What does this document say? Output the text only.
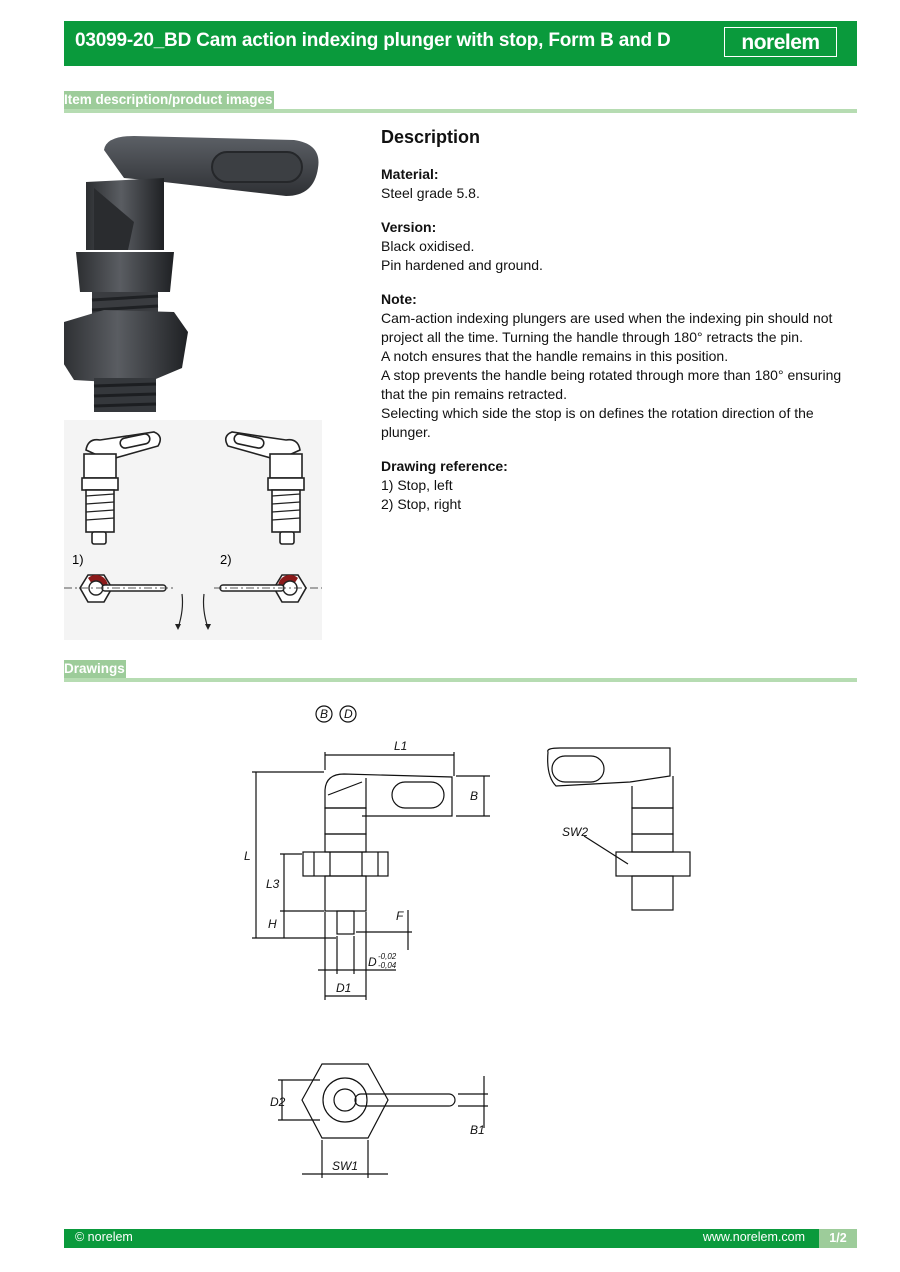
03099-20_BD Cam action indexing plunger with stop, Form B and D	norelem
Item description/product images
1)	2)
Description

Material:

Steel grade 5.8.

Version:

Black oxidised.

Pin hardened and ground.

Note:

Cam-action indexing plungers are used when the indexing pin should not project all the time. Turning the handle through 180° retracts the pin.

A notch ensures that the handle remains in this position.

A stop prevents the handle being rotated through more than 180° ensuring that the pin remains retracted.

Selecting which side the stop is on defines the rotation direction of the plunger.

Drawing reference:

1) Stop, left

2) Stop, right

Drawings
B D
L1
B
L
L3
H
F
D -0,02
-0,04
D1
SW2
D2
B1
SW1
© norelem	www.norelem.com	1/2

• • •

■ **Objective**: Count each line with "through" in it and report that figure by itself.

■ **The output**: 2